— Start of Data lines —
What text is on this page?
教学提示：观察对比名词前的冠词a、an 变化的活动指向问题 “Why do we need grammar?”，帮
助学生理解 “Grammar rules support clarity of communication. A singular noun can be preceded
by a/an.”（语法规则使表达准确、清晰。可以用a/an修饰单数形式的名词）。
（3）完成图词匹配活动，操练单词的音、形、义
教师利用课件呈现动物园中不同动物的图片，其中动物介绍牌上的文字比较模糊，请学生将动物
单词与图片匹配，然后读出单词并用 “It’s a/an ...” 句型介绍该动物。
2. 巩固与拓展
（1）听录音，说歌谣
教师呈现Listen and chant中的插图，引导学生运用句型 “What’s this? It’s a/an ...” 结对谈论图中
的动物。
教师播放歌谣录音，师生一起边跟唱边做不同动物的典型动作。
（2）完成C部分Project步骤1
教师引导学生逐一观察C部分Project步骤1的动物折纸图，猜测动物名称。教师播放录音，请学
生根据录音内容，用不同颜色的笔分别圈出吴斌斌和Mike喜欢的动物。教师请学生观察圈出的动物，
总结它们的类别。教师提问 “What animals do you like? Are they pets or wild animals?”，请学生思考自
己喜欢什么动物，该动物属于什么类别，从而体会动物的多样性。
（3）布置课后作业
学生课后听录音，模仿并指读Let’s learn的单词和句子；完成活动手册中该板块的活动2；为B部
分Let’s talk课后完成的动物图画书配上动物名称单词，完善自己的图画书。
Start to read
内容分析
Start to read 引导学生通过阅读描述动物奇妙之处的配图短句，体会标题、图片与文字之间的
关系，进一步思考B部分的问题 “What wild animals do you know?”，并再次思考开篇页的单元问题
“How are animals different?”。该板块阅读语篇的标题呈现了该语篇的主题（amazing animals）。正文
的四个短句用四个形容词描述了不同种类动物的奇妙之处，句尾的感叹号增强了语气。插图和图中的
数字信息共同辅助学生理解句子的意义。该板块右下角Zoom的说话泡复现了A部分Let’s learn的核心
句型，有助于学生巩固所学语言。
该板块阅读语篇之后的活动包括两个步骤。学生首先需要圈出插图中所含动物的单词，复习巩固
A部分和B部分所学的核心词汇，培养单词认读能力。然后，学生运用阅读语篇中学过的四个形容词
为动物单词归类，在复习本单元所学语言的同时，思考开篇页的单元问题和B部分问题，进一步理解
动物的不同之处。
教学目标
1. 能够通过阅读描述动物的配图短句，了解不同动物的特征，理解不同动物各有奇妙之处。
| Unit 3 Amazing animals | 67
— End of Data lines —
■ What is required: Give back each line above precisely as it stands.

■ Correct output:
What text is on this page?
教学提示：观察对比名词前的冠词a、an 变化的活动指向问题 “Why do we need grammar?”，帮
助学生理解 “Grammar rules support clarity of communication. A singular noun can be preceded
by a/an.”（语法规则使表达准确、清晰。可以用a/an修饰单数形式的名词）。
（3）完成图词匹配活动，操练单词的音、形、义
教师利用课件呈现动物园中不同动物的图片，其中动物介绍牌上的文字比较模糊，请学生将动物
单词与图片匹配，然后读出单词并用 “It’s a/an ...” 句型介绍该动物。
2. 巩固与拓展
（1）听录音，说歌谣
教师呈现Listen and chant中的插图，引导学生运用句型 “What’s this? It’s a/an ...” 结对谈论图中
的动物。
教师播放歌谣录音，师生一起边跟唱边做不同动物的典型动作。
（2）完成C部分Project步骤1
教师引导学生逐一观察C部分Project步骤1的动物折纸图，猜测动物名称。教师播放录音，请学
生根据录音内容，用不同颜色的笔分别圈出吴斌斌和Mike喜欢的动物。教师请学生观察圈出的动物，
总结它们的类别。教师提问 “What animals do you like? Are they pets or wild animals?”，请学生思考自
己喜欢什么动物，该动物属于什么类别，从而体会动物的多样性。
（3）布置课后作业
学生课后听录音，模仿并指读Let’s learn的单词和句子；完成活动手册中该板块的活动2；为B部
分Let’s talk课后完成的动物图画书配上动物名称单词，完善自己的图画书。
Start to read
内容分析
Start to read 引导学生通过阅读描述动物奇妙之处的配图短句，体会标题、图片与文字之间的
关系，进一步思考B部分的问题 “What wild animals do you know?”，并再次思考开篇页的单元问题
“How are animals different?”。该板块阅读语篇的标题呈现了该语篇的主题（amazing animals）。正文
的四个短句用四个形容词描述了不同种类动物的奇妙之处，句尾的感叹号增强了语气。插图和图中的
数字信息共同辅助学生理解句子的意义。该板块右下角Zoom的说话泡复现了A部分Let’s learn的核心
句型，有助于学生巩固所学语言。
该板块阅读语篇之后的活动包括两个步骤。学生首先需要圈出插图中所含动物的单词，复习巩固
A部分和B部分所学的核心词汇，培养单词认读能力。然后，学生运用阅读语篇中学过的四个形容词
为动物单词归类，在复习本单元所学语言的同时，思考开篇页的单元问题和B部分问题，进一步理解
动物的不同之处。
教学目标
1. 能够通过阅读描述动物的配图短句，了解不同动物的特征，理解不同动物各有奇妙之处。
| Unit 3 Amazing animals | 67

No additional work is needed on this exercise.